— start MATERIAL PROVIDED —
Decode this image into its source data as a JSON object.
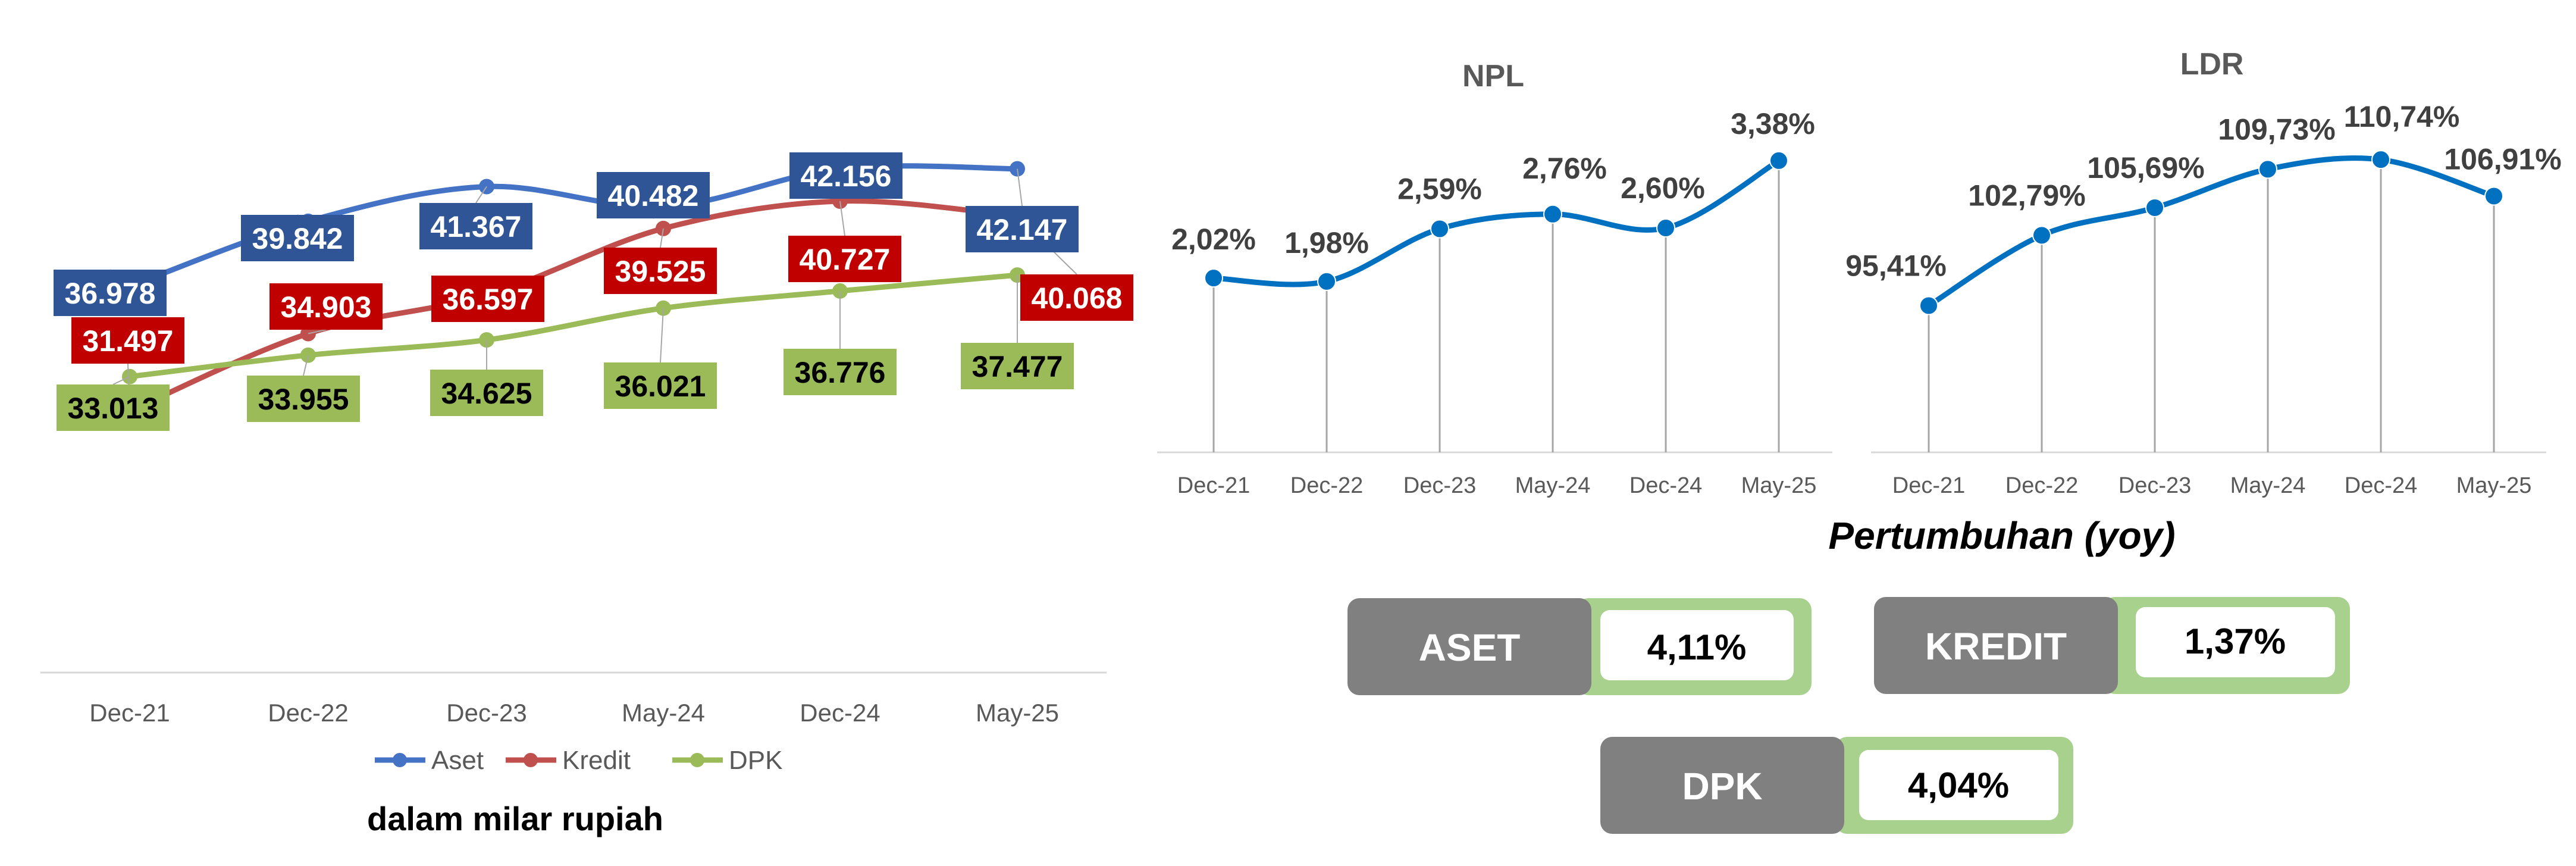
{
  "chart_data": [
    {
      "type": "line",
      "categories": [
        "Dec-21",
        "Dec-22",
        "Dec-23",
        "May-24",
        "Dec-24",
        "May-25"
      ],
      "series": [
        {
          "name": "Aset",
          "color": "#4472C4",
          "label_color": "#2F5597",
          "label_text_color": "#FFFFFF",
          "values": [
            36978,
            39842,
            41367,
            40482,
            42156,
            42147
          ],
          "labels": [
            "36.978",
            "39.842",
            "41.367",
            "40.482",
            "42.156",
            "42.147"
          ]
        },
        {
          "name": "Kredit",
          "color": "#C0504D",
          "label_color": "#C00000",
          "label_text_color": "#FFFFFF",
          "values": [
            31497,
            34903,
            36597,
            39525,
            40727,
            40068
          ],
          "labels": [
            "31.497",
            "34.903",
            "36.597",
            "39.525",
            "40.727",
            "40.068"
          ]
        },
        {
          "name": "DPK",
          "color": "#9BBB59",
          "label_color": "#9BBB59",
          "label_text_color": "#000000",
          "values": [
            33013,
            33955,
            34625,
            36021,
            36776,
            37477
          ],
          "labels": [
            "33.013",
            "33.955",
            "34.625",
            "36.021",
            "36.776",
            "37.477"
          ]
        }
      ],
      "ylim": [
        20000,
        48000
      ],
      "legend": "bottom",
      "grid": false,
      "note": "dalam milar rupiah"
    },
    {
      "type": "line",
      "title": "NPL",
      "categories": [
        "Dec-21",
        "Dec-22",
        "Dec-23",
        "May-24",
        "Dec-24",
        "May-25"
      ],
      "series": [
        {
          "color": "#0070C0",
          "values": [
            2.02,
            1.98,
            2.59,
            2.76,
            2.6,
            3.38
          ],
          "labels": [
            "2,02%",
            "1,98%",
            "2,59%",
            "2,76%",
            "2,60%",
            "3,38%"
          ]
        }
      ],
      "ylim": [
        0,
        4
      ],
      "grid": false,
      "drop_lines": true
    },
    {
      "type": "line",
      "title": "LDR",
      "categories": [
        "Dec-21",
        "Dec-22",
        "Dec-23",
        "May-24",
        "Dec-24",
        "May-25"
      ],
      "series": [
        {
          "color": "#0070C0",
          "values": [
            95.41,
            102.79,
            105.69,
            109.73,
            110.74,
            106.91
          ],
          "labels": [
            "95,41%",
            "102,79%",
            "105,69%",
            "109,73%",
            "110,74%",
            "106,91%"
          ]
        }
      ],
      "ylim": [
        80,
        115
      ],
      "grid": false,
      "drop_lines": true
    }
  ],
  "growth": {
    "title": "Pertumbuhan (yoy)",
    "cards": [
      {
        "label": "ASET",
        "value": "4,11%"
      },
      {
        "label": "KREDIT",
        "value": "1,37%"
      },
      {
        "label": "DPK",
        "value": "4,04%"
      }
    ],
    "colors": {
      "label_bg": "#808080",
      "value_bg": "#A9D18E",
      "value_inner": "#FFFFFF"
    }
  }
}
— end MATERIAL PROVIDED —
DIRECTIVE |
Set down the material above as is, without any pictures.

OUTPUT |
Decode this image into its source data as a JSON object.
{
  "chart_data": [
    {
      "type": "line",
      "categories": [
        "Dec-21",
        "Dec-22",
        "Dec-23",
        "May-24",
        "Dec-24",
        "May-25"
      ],
      "series": [
        {
          "name": "Aset",
          "color": "#4472C4",
          "label_color": "#2F5597",
          "label_text_color": "#FFFFFF",
          "values": [
            36978,
            39842,
            41367,
            40482,
            42156,
            42147
          ],
          "labels": [
            "36.978",
            "39.842",
            "41.367",
            "40.482",
            "42.156",
            "42.147"
          ]
        },
        {
          "name": "Kredit",
          "color": "#C0504D",
          "label_color": "#C00000",
          "label_text_color": "#FFFFFF",
          "values": [
            31497,
            34903,
            36597,
            39525,
            40727,
            40068
          ],
          "labels": [
            "31.497",
            "34.903",
            "36.597",
            "39.525",
            "40.727",
            "40.068"
          ]
        },
        {
          "name": "DPK",
          "color": "#9BBB59",
          "label_color": "#9BBB59",
          "label_text_color": "#000000",
          "values": [
            33013,
            33955,
            34625,
            36021,
            36776,
            37477
          ],
          "labels": [
            "33.013",
            "33.955",
            "34.625",
            "36.021",
            "36.776",
            "37.477"
          ]
        }
      ],
      "ylim": [
        20000,
        48000
      ],
      "legend": "bottom",
      "grid": false,
      "note": "dalam milar rupiah"
    },
    {
      "type": "line",
      "title": "NPL",
      "categories": [
        "Dec-21",
        "Dec-22",
        "Dec-23",
        "May-24",
        "Dec-24",
        "May-25"
      ],
      "series": [
        {
          "color": "#0070C0",
          "values": [
            2.02,
            1.98,
            2.59,
            2.76,
            2.6,
            3.38
          ],
          "labels": [
            "2,02%",
            "1,98%",
            "2,59%",
            "2,76%",
            "2,60%",
            "3,38%"
          ]
        }
      ],
      "ylim": [
        0,
        4
      ],
      "grid": false,
      "drop_lines": true
    },
    {
      "type": "line",
      "title": "LDR",
      "categories": [
        "Dec-21",
        "Dec-22",
        "Dec-23",
        "May-24",
        "Dec-24",
        "May-25"
      ],
      "series": [
        {
          "color": "#0070C0",
          "values": [
            95.41,
            102.79,
            105.69,
            109.73,
            110.74,
            106.91
          ],
          "labels": [
            "95,41%",
            "102,79%",
            "105,69%",
            "109,73%",
            "110,74%",
            "106,91%"
          ]
        }
      ],
      "ylim": [
        80,
        115
      ],
      "grid": false,
      "drop_lines": true
    }
  ],
  "growth": {
    "title": "Pertumbuhan (yoy)",
    "cards": [
      {
        "label": "ASET",
        "value": "4,11%"
      },
      {
        "label": "KREDIT",
        "value": "1,37%"
      },
      {
        "label": "DPK",
        "value": "4,04%"
      }
    ],
    "colors": {
      "label_bg": "#808080",
      "value_bg": "#A9D18E",
      "value_inner": "#FFFFFF"
    }
  }
}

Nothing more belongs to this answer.